Dataset excerpts:
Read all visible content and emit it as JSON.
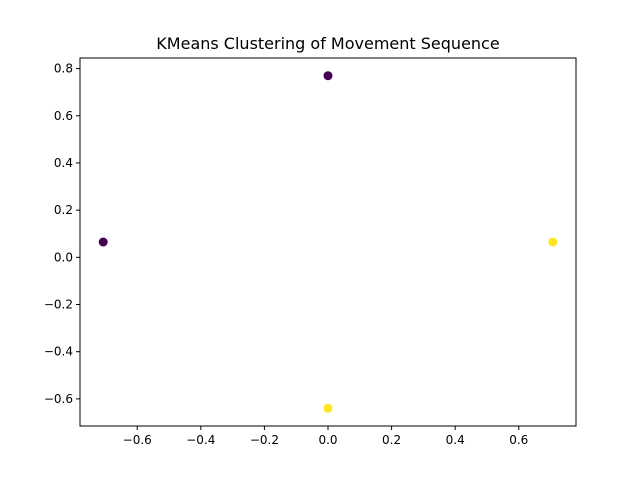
{
  "chart_data": {
    "type": "scatter",
    "title": "KMeans Clustering of Movement Sequence",
    "xlabel": "",
    "ylabel": "",
    "xlim": [
      -0.78,
      0.78
    ],
    "ylim": [
      -0.715,
      0.845
    ],
    "xticks": [
      -0.6,
      -0.4,
      -0.2,
      0.0,
      0.2,
      0.4,
      0.6
    ],
    "xtick_labels": [
      "−0.6",
      "−0.4",
      "−0.2",
      "0.0",
      "0.2",
      "0.4",
      "0.6"
    ],
    "yticks": [
      -0.6,
      -0.4,
      -0.2,
      0.0,
      0.2,
      0.4,
      0.6,
      0.8
    ],
    "ytick_labels": [
      "−0.6",
      "−0.4",
      "−0.2",
      "0.0",
      "0.2",
      "0.4",
      "0.6",
      "0.8"
    ],
    "grid": false,
    "points": [
      {
        "x": 0.0,
        "y": 0.77,
        "cluster": 0
      },
      {
        "x": -0.707,
        "y": 0.065,
        "cluster": 0
      },
      {
        "x": 0.707,
        "y": 0.065,
        "cluster": 1
      },
      {
        "x": 0.0,
        "y": -0.64,
        "cluster": 1
      }
    ],
    "cluster_colors": [
      "#440154",
      "#fde725"
    ]
  }
}
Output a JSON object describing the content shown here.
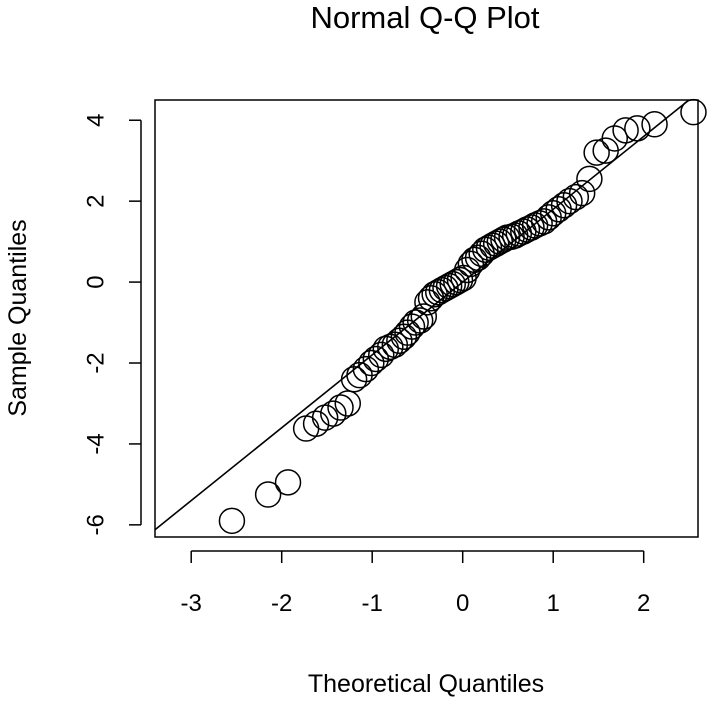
{
  "chart_data": {
    "type": "scatter",
    "title": "Normal Q-Q Plot",
    "xlabel": "Theoretical Quantiles",
    "ylabel": "Sample Quantiles",
    "xlim": [
      -3.4,
      2.6
    ],
    "ylim": [
      -6.3,
      4.5
    ],
    "xticks": [
      -3,
      -2,
      -1,
      0,
      1,
      2
    ],
    "xtick_labels": [
      "-3",
      "-2",
      "-1",
      "0",
      "1",
      "2"
    ],
    "yticks": [
      -6,
      -4,
      -2,
      0,
      2,
      4
    ],
    "ytick_labels": [
      "-6",
      "-4",
      "-2",
      "0",
      "2",
      "4"
    ],
    "grid": false,
    "reference_line": {
      "slope": 1.8,
      "intercept": 0.0
    },
    "points": [
      {
        "x": -2.55,
        "y": -5.9
      },
      {
        "x": -2.15,
        "y": -5.25
      },
      {
        "x": -1.93,
        "y": -4.95
      },
      {
        "x": -1.73,
        "y": -3.62
      },
      {
        "x": -1.62,
        "y": -3.5
      },
      {
        "x": -1.52,
        "y": -3.35
      },
      {
        "x": -1.43,
        "y": -3.25
      },
      {
        "x": -1.35,
        "y": -3.1
      },
      {
        "x": -1.27,
        "y": -3.0
      },
      {
        "x": -1.2,
        "y": -2.4
      },
      {
        "x": -1.14,
        "y": -2.3
      },
      {
        "x": -1.07,
        "y": -2.15
      },
      {
        "x": -1.01,
        "y": -2.0
      },
      {
        "x": -0.96,
        "y": -1.9
      },
      {
        "x": -0.9,
        "y": -1.8
      },
      {
        "x": -0.85,
        "y": -1.65
      },
      {
        "x": -0.8,
        "y": -1.6
      },
      {
        "x": -0.75,
        "y": -1.55
      },
      {
        "x": -0.7,
        "y": -1.45
      },
      {
        "x": -0.65,
        "y": -1.35
      },
      {
        "x": -0.61,
        "y": -1.25
      },
      {
        "x": -0.56,
        "y": -1.1
      },
      {
        "x": -0.52,
        "y": -1.0
      },
      {
        "x": -0.47,
        "y": -0.95
      },
      {
        "x": -0.43,
        "y": -0.85
      },
      {
        "x": -0.39,
        "y": -0.5
      },
      {
        "x": -0.35,
        "y": -0.4
      },
      {
        "x": -0.31,
        "y": -0.3
      },
      {
        "x": -0.27,
        "y": -0.25
      },
      {
        "x": -0.23,
        "y": -0.2
      },
      {
        "x": -0.19,
        "y": -0.15
      },
      {
        "x": -0.15,
        "y": -0.1
      },
      {
        "x": -0.11,
        "y": -0.05
      },
      {
        "x": -0.07,
        "y": 0.0
      },
      {
        "x": -0.03,
        "y": 0.05
      },
      {
        "x": 0.01,
        "y": 0.1
      },
      {
        "x": 0.05,
        "y": 0.3
      },
      {
        "x": 0.09,
        "y": 0.45
      },
      {
        "x": 0.13,
        "y": 0.55
      },
      {
        "x": 0.17,
        "y": 0.6
      },
      {
        "x": 0.21,
        "y": 0.7
      },
      {
        "x": 0.25,
        "y": 0.8
      },
      {
        "x": 0.29,
        "y": 0.85
      },
      {
        "x": 0.33,
        "y": 0.9
      },
      {
        "x": 0.37,
        "y": 0.95
      },
      {
        "x": 0.41,
        "y": 1.0
      },
      {
        "x": 0.45,
        "y": 1.05
      },
      {
        "x": 0.49,
        "y": 1.1
      },
      {
        "x": 0.54,
        "y": 1.12
      },
      {
        "x": 0.58,
        "y": 1.15
      },
      {
        "x": 0.62,
        "y": 1.2
      },
      {
        "x": 0.67,
        "y": 1.25
      },
      {
        "x": 0.71,
        "y": 1.3
      },
      {
        "x": 0.76,
        "y": 1.35
      },
      {
        "x": 0.8,
        "y": 1.4
      },
      {
        "x": 0.85,
        "y": 1.45
      },
      {
        "x": 0.9,
        "y": 1.5
      },
      {
        "x": 0.95,
        "y": 1.6
      },
      {
        "x": 1.0,
        "y": 1.7
      },
      {
        "x": 1.06,
        "y": 1.8
      },
      {
        "x": 1.12,
        "y": 1.9
      },
      {
        "x": 1.18,
        "y": 2.0
      },
      {
        "x": 1.25,
        "y": 2.1
      },
      {
        "x": 1.32,
        "y": 2.2
      },
      {
        "x": 1.4,
        "y": 2.55
      },
      {
        "x": 1.48,
        "y": 3.2
      },
      {
        "x": 1.58,
        "y": 3.25
      },
      {
        "x": 1.68,
        "y": 3.55
      },
      {
        "x": 1.8,
        "y": 3.75
      },
      {
        "x": 1.93,
        "y": 3.8
      },
      {
        "x": 2.12,
        "y": 3.9
      },
      {
        "x": 2.55,
        "y": 4.2
      }
    ]
  }
}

What you should do:
Pull every line containing the word "title" out of the material.

Full response:
    "title": "KMeans Clustering of Movement Sequence",
    "title": "Normal Q-Q Plot",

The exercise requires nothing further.